▶ [Job]
The records below are to be quoted in full; please keep every word exact.

▶ [Dataset extract]
-------------------------

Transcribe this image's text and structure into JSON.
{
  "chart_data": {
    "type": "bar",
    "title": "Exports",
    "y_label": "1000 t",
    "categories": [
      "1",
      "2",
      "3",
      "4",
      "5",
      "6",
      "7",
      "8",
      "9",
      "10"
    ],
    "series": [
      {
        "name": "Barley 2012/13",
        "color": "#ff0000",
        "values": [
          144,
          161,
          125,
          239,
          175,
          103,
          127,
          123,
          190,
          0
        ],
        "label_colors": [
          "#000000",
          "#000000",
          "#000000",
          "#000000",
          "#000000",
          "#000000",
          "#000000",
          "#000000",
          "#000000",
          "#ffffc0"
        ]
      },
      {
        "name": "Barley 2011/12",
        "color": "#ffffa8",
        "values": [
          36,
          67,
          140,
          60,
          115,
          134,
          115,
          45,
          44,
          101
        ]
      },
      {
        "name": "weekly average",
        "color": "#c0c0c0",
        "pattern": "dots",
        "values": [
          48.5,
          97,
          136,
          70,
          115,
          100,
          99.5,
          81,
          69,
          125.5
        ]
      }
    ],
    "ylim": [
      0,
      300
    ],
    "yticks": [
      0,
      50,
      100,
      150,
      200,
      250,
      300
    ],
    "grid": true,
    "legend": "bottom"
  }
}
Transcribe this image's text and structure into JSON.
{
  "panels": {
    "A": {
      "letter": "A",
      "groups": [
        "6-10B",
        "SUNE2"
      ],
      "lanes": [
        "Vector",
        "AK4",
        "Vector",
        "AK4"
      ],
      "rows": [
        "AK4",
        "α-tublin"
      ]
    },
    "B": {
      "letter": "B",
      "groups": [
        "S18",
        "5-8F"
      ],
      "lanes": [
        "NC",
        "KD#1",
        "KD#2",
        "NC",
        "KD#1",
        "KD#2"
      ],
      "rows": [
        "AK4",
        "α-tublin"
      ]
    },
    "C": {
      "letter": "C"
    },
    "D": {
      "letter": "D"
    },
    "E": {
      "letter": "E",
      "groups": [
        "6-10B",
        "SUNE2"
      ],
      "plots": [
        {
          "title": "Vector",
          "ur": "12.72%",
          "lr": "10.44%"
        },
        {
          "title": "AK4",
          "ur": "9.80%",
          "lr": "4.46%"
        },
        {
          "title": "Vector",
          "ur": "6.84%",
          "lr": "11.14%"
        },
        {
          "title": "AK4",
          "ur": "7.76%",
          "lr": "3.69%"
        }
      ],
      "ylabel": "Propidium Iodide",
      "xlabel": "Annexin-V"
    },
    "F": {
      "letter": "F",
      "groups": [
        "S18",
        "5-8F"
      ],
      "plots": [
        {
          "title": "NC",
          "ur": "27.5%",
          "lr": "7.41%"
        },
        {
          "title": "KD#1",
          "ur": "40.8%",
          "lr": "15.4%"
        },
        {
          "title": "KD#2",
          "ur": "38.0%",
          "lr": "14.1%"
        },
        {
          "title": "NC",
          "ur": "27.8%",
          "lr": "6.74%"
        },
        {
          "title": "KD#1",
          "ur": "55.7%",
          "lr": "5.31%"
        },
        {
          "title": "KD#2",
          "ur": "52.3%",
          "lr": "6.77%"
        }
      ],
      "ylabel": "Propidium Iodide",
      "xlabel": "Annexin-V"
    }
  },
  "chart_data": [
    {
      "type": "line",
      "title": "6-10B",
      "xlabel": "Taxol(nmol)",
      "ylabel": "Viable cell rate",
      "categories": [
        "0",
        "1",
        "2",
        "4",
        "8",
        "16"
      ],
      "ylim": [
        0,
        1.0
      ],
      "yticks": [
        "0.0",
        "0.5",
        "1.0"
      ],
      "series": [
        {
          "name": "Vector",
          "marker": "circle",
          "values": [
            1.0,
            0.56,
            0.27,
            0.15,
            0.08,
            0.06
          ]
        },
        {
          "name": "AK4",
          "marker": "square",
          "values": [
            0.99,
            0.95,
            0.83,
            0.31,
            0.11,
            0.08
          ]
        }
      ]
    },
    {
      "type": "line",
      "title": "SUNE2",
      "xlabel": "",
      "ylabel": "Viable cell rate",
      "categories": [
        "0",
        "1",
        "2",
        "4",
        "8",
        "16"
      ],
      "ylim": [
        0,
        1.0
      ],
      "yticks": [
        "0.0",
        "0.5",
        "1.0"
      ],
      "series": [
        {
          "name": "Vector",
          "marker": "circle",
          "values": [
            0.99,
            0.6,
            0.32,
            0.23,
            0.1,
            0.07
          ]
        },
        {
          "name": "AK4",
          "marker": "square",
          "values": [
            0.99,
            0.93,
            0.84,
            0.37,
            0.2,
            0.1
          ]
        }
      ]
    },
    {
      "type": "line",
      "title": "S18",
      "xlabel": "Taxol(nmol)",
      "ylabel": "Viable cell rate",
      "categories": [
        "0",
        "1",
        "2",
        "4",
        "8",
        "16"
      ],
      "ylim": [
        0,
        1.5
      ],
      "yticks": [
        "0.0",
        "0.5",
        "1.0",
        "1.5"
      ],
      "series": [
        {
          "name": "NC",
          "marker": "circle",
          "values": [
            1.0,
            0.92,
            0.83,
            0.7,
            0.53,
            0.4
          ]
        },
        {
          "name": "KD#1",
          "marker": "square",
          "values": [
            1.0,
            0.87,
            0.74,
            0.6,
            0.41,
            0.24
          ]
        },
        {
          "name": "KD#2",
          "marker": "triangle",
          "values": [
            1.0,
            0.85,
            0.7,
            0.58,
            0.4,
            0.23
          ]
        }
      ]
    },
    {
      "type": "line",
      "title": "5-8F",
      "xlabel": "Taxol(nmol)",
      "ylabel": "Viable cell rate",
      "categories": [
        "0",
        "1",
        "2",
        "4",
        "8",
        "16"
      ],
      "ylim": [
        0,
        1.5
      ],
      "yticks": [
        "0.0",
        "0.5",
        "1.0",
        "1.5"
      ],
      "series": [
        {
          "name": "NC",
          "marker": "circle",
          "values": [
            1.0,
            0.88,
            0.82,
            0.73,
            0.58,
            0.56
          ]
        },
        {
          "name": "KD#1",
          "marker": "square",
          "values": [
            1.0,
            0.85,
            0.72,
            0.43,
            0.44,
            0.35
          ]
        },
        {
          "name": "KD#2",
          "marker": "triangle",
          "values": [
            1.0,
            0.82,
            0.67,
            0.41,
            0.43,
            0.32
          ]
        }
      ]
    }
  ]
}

-------------------------

▶ [Full output]
Transcribe this image's text and structure into JSON.
{
  "chart_data": {
    "type": "bar",
    "title": "Exports",
    "y_label": "1000 t",
    "categories": [
      "1",
      "2",
      "3",
      "4",
      "5",
      "6",
      "7",
      "8",
      "9",
      "10"
    ],
    "series": [
      {
        "name": "Barley 2012/13",
        "color": "#ff0000",
        "values": [
          144,
          161,
          125,
          239,
          175,
          103,
          127,
          123,
          190,
          0
        ],
        "label_colors": [
          "#000000",
          "#000000",
          "#000000",
          "#000000",
          "#000000",
          "#000000",
          "#000000",
          "#000000",
          "#000000",
          "#ffffc0"
        ]
      },
      {
        "name": "Barley 2011/12",
        "color": "#ffffa8",
        "values": [
          36,
          67,
          140,
          60,
          115,
          134,
          115,
          45,
          44,
          101
        ]
      },
      {
        "name": "weekly average",
        "color": "#c0c0c0",
        "pattern": "dots",
        "values": [
          48.5,
          97,
          136,
          70,
          115,
          100,
          99.5,
          81,
          69,
          125.5
        ]
      }
    ],
    "ylim": [
      0,
      300
    ],
    "yticks": [
      0,
      50,
      100,
      150,
      200,
      250,
      300
    ],
    "grid": true,
    "legend": "bottom"
  }
}
Transcribe this image's text and structure into JSON.
{
  "panels": {
    "A": {
      "letter": "A",
      "groups": [
        "6-10B",
        "SUNE2"
      ],
      "lanes": [
        "Vector",
        "AK4",
        "Vector",
        "AK4"
      ],
      "rows": [
        "AK4",
        "α-tublin"
      ]
    },
    "B": {
      "letter": "B",
      "groups": [
        "S18",
        "5-8F"
      ],
      "lanes": [
        "NC",
        "KD#1",
        "KD#2",
        "NC",
        "KD#1",
        "KD#2"
      ],
      "rows": [
        "AK4",
        "α-tublin"
      ]
    },
    "C": {
      "letter": "C"
    },
    "D": {
      "letter": "D"
    },
    "E": {
      "letter": "E",
      "groups": [
        "6-10B",
        "SUNE2"
      ],
      "plots": [
        {
          "title": "Vector",
          "ur": "12.72%",
          "lr": "10.44%"
        },
        {
          "title": "AK4",
          "ur": "9.80%",
          "lr": "4.46%"
        },
        {
          "title": "Vector",
          "ur": "6.84%",
          "lr": "11.14%"
        },
        {
          "title": "AK4",
          "ur": "7.76%",
          "lr": "3.69%"
        }
      ],
      "ylabel": "Propidium Iodide",
      "xlabel": "Annexin-V"
    },
    "F": {
      "letter": "F",
      "groups": [
        "S18",
        "5-8F"
      ],
      "plots": [
        {
          "title": "NC",
          "ur": "27.5%",
          "lr": "7.41%"
        },
        {
          "title": "KD#1",
          "ur": "40.8%",
          "lr": "15.4%"
        },
        {
          "title": "KD#2",
          "ur": "38.0%",
          "lr": "14.1%"
        },
        {
          "title": "NC",
          "ur": "27.8%",
          "lr": "6.74%"
        },
        {
          "title": "KD#1",
          "ur": "55.7%",
          "lr": "5.31%"
        },
        {
          "title": "KD#2",
          "ur": "52.3%",
          "lr": "6.77%"
        }
      ],
      "ylabel": "Propidium Iodide",
      "xlabel": "Annexin-V"
    }
  },
  "chart_data": [
    {
      "type": "line",
      "title": "6-10B",
      "xlabel": "Taxol(nmol)",
      "ylabel": "Viable cell rate",
      "categories": [
        "0",
        "1",
        "2",
        "4",
        "8",
        "16"
      ],
      "ylim": [
        0,
        1.0
      ],
      "yticks": [
        "0.0",
        "0.5",
        "1.0"
      ],
      "series": [
        {
          "name": "Vector",
          "marker": "circle",
          "values": [
            1.0,
            0.56,
            0.27,
            0.15,
            0.08,
            0.06
          ]
        },
        {
          "name": "AK4",
          "marker": "square",
          "values": [
            0.99,
            0.95,
            0.83,
            0.31,
            0.11,
            0.08
          ]
        }
      ]
    },
    {
      "type": "line",
      "title": "SUNE2",
      "xlabel": "",
      "ylabel": "Viable cell rate",
      "categories": [
        "0",
        "1",
        "2",
        "4",
        "8",
        "16"
      ],
      "ylim": [
        0,
        1.0
      ],
      "yticks": [
        "0.0",
        "0.5",
        "1.0"
      ],
      "series": [
        {
          "name": "Vector",
          "marker": "circle",
          "values": [
            0.99,
            0.6,
            0.32,
            0.23,
            0.1,
            0.07
          ]
        },
        {
          "name": "AK4",
          "marker": "square",
          "values": [
            0.99,
            0.93,
            0.84,
            0.37,
            0.2,
            0.1
          ]
        }
      ]
    },
    {
      "type": "line",
      "title": "S18",
      "xlabel": "Taxol(nmol)",
      "ylabel": "Viable cell rate",
      "categories": [
        "0",
        "1",
        "2",
        "4",
        "8",
        "16"
      ],
      "ylim": [
        0,
        1.5
      ],
      "yticks": [
        "0.0",
        "0.5",
        "1.0",
        "1.5"
      ],
      "series": [
        {
          "name": "NC",
          "marker": "circle",
          "values": [
            1.0,
            0.92,
            0.83,
            0.7,
            0.53,
            0.4
          ]
        },
        {
          "name": "KD#1",
          "marker": "square",
          "values": [
            1.0,
            0.87,
            0.74,
            0.6,
            0.41,
            0.24
          ]
        },
        {
          "name": "KD#2",
          "marker": "triangle",
          "values": [
            1.0,
            0.85,
            0.7,
            0.58,
            0.4,
            0.23
          ]
        }
      ]
    },
    {
      "type": "line",
      "title": "5-8F",
      "xlabel": "Taxol(nmol)",
      "ylabel": "Viable cell rate",
      "categories": [
        "0",
        "1",
        "2",
        "4",
        "8",
        "16"
      ],
      "ylim": [
        0,
        1.5
      ],
      "yticks": [
        "0.0",
        "0.5",
        "1.0",
        "1.5"
      ],
      "series": [
        {
          "name": "NC",
          "marker": "circle",
          "values": [
            1.0,
            0.88,
            0.82,
            0.73,
            0.58,
            0.56
          ]
        },
        {
          "name": "KD#1",
          "marker": "square",
          "values": [
            1.0,
            0.85,
            0.72,
            0.43,
            0.44,
            0.35
          ]
        },
        {
          "name": "KD#2",
          "marker": "triangle",
          "values": [
            1.0,
            0.82,
            0.67,
            0.41,
            0.43,
            0.32
          ]
        }
      ]
    }
  ]
}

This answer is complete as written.